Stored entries
# # # # #

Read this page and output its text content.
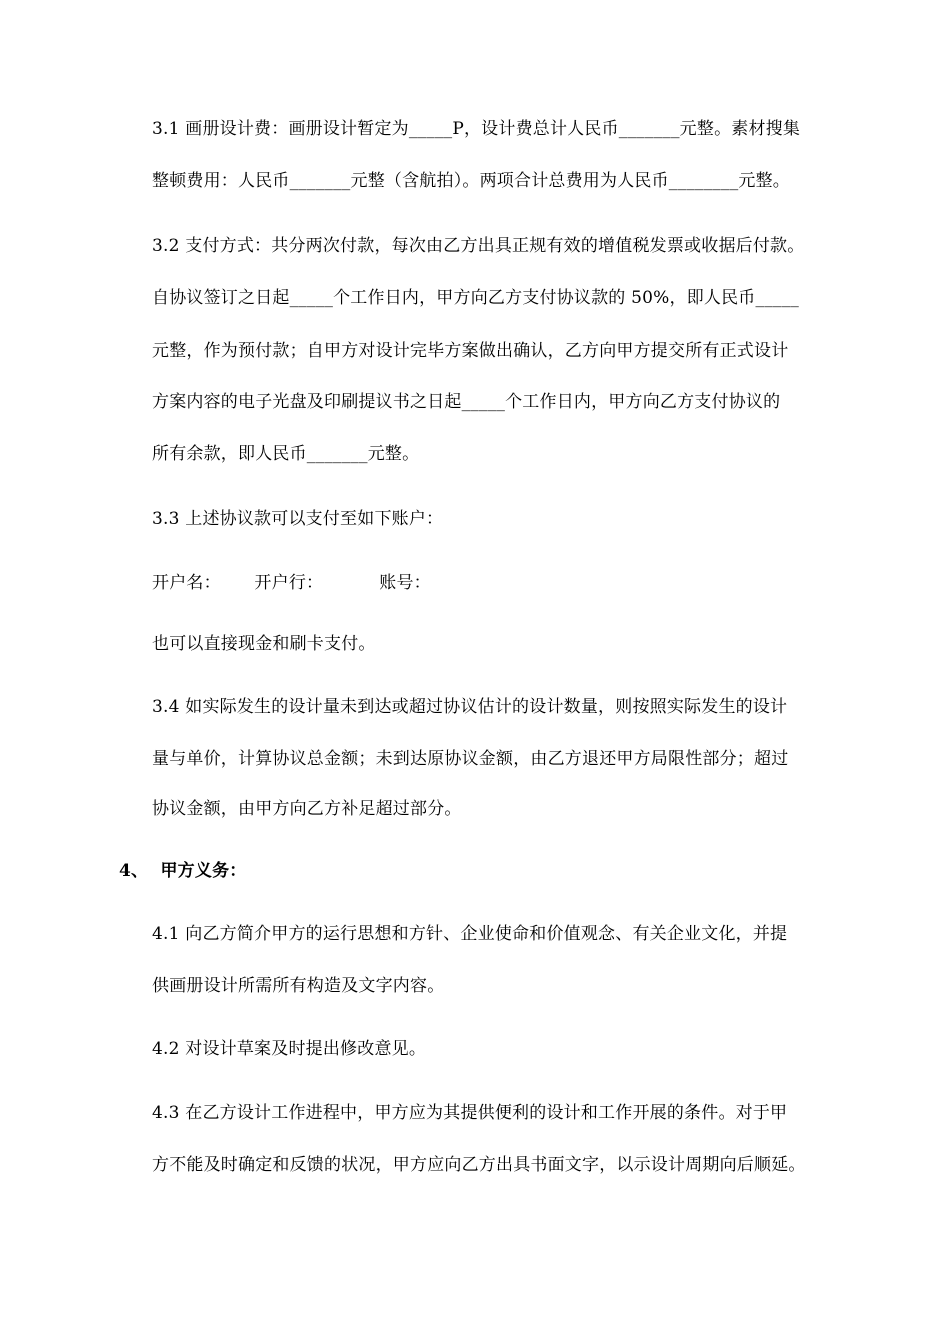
3.1 画册设计费：画册设计暂定为_____P，设计费总计人民币_______元整。素材搜集
整顿费用：人民币_______元整（含航拍）。两项合计总费用为人民币________元整。
3.2 支付方式：共分两次付款，每次由乙方出具正规有效的增值税发票或收据后付款。
自协议签订之日起_____个工作日内，甲方向乙方支付协议款的 50%，即人民币_____
元整，作为预付款；自甲方对设计完毕方案做出确认，乙方向甲方提交所有正式设计
方案内容的电子光盘及印刷提议书之日起_____个工作日内，甲方向乙方支付协议的
所有余款，即人民币_______元整。
3.3 上述协议款可以支付至如下账户：
开户名：      开户行：          账号：
也可以直接现金和刷卡支付。
3.4 如实际发生的设计量未到达或超过协议估计的设计数量，则按照实际发生的设计
量与单价，计算协议总金额；未到达原协议金额，由乙方退还甲方局限性部分；超过
协议金额，由甲方向乙方补足超过部分。
4、  甲方义务：
4.1 向乙方简介甲方的运行思想和方针、企业使命和价值观念、有关企业文化，并提
供画册设计所需所有构造及文字内容。
4.2 对设计草案及时提出修改意见。
4.3 在乙方设计工作进程中，甲方应为其提供便利的设计和工作开展的条件。对于甲
方不能及时确定和反馈的状况，甲方应向乙方出具书面文字，以示设计周期向后顺延。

# # # # #

YOUR TASK
Reproduce the material above in full, exactly, with no images.

WRITTEN SOLUTION
Read this page and output its text content.
3.1 画册设计费：画册设计暂定为_____P，设计费总计人民币_______元整。素材搜集
整顿费用：人民币_______元整（含航拍）。两项合计总费用为人民币________元整。
3.2 支付方式：共分两次付款，每次由乙方出具正规有效的增值税发票或收据后付款。
自协议签订之日起_____个工作日内，甲方向乙方支付协议款的 50%，即人民币_____
元整，作为预付款；自甲方对设计完毕方案做出确认，乙方向甲方提交所有正式设计
方案内容的电子光盘及印刷提议书之日起_____个工作日内，甲方向乙方支付协议的
所有余款，即人民币_______元整。
3.3 上述协议款可以支付至如下账户：
开户名：      开户行：          账号：
也可以直接现金和刷卡支付。
3.4 如实际发生的设计量未到达或超过协议估计的设计数量，则按照实际发生的设计
量与单价，计算协议总金额；未到达原协议金额，由乙方退还甲方局限性部分；超过
协议金额，由甲方向乙方补足超过部分。
4、  甲方义务：
4.1 向乙方简介甲方的运行思想和方针、企业使命和价值观念、有关企业文化，并提
供画册设计所需所有构造及文字内容。
4.2 对设计草案及时提出修改意见。
4.3 在乙方设计工作进程中，甲方应为其提供便利的设计和工作开展的条件。对于甲
方不能及时确定和反馈的状况，甲方应向乙方出具书面文字，以示设计周期向后顺延。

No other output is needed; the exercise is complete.